* **Directions**:
In the material below, switch "side view" to "profile view" and leave every other word unchanged.

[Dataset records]
---*---

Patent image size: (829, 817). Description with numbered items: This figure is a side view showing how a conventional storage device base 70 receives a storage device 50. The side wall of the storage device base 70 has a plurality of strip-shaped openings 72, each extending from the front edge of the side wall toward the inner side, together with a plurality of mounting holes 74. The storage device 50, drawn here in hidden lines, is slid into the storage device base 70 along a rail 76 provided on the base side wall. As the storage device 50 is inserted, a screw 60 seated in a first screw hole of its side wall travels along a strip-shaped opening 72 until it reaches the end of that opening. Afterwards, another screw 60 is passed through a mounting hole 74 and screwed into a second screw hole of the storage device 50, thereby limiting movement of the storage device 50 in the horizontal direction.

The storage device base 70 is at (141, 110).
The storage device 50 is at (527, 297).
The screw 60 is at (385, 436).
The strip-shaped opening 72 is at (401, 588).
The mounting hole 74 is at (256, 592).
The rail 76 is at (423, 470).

---*---

* **The answer**:
Patent image size: (829, 817). Description with numbered items: This figure is a profile view showing how a conventional storage device base 70 receives a storage device 50. The side wall of the storage device base 70 has a plurality of strip-shaped openings 72, each extending from the front edge of the side wall toward the inner side, together with a plurality of mounting holes 74. The storage device 50, drawn here in hidden lines, is slid into the storage device base 70 along a rail 76 provided on the base side wall. As the storage device 50 is inserted, a screw 60 seated in a first screw hole of its side wall travels along a strip-shaped opening 72 until it reaches the end of that opening. Afterwards, another screw 60 is passed through a mounting hole 74 and screwed into a second screw hole of the storage device 50, thereby limiting movement of the storage device 50 in the horizontal direction.

The storage device base 70 is at (141, 110).
The storage device 50 is at (527, 297).
The screw 60 is at (385, 436).
The strip-shaped opening 72 is at (401, 588).
The mounting hole 74 is at (256, 592).
The rail 76 is at (423, 470).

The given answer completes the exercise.